• **TASK BRIEF**: Reproduce the full listing below unchanged, apart from the pictures.

• **INPUT RECORDS**:
—————

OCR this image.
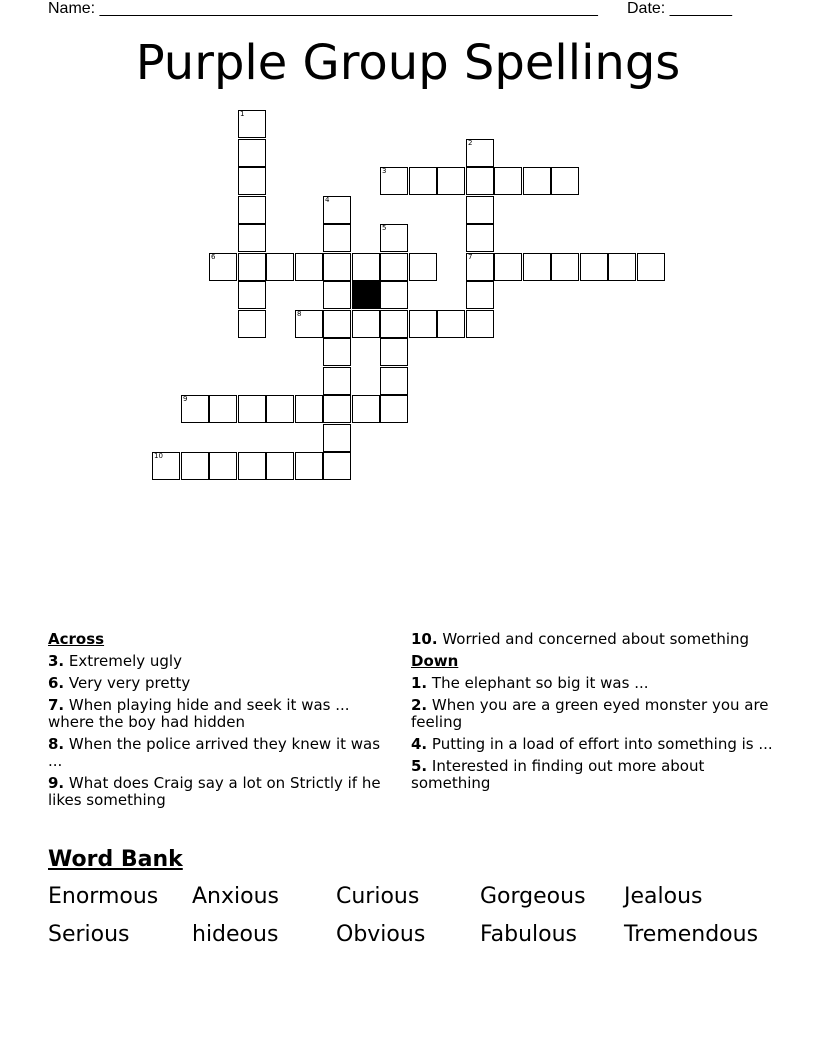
Name: ________________________________________________________ Date: _______
Purple Group Spellings
1
2
3
4
5
6	7
8
9
10
Across
3. Extremely ugly
6. Very very pretty
7. When playing hide and seek it was ... where the boy had hidden
8. When the police arrived they knew it was ...
9. What does Craig say a lot on Strictly if he likes something
10. Worried and concerned about something
Down
1. The elephant so big it was ...
2. When you are a green eyed monster you are feeling
4. Putting in a load of effort into something is ...
5. Interested in finding out more about something
Word Bank
Enormous Anxious	Curious	Gorgeous Jealous
Serious	hideous	Obvious Fabulous Tremendous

—————

• **RESULT OF THIS TASK**:
OCR this image.
Name: ________________________________________________________ Date: _______
Purple Group Spellings
1
2
3
4
5
6	7
8
9
10
Across
3. Extremely ugly
6. Very very pretty
7. When playing hide and seek it was ... where the boy had hidden
8. When the police arrived they knew it was ...
9. What does Craig say a lot on Strictly if he likes something
10. Worried and concerned about something
Down
1. The elephant so big it was ...
2. When you are a green eyed monster you are feeling
4. Putting in a load of effort into something is ...
5. Interested in finding out more about something
Word Bank
Enormous Anxious	Curious	Gorgeous Jealous
Serious	hideous	Obvious Fabulous Tremendous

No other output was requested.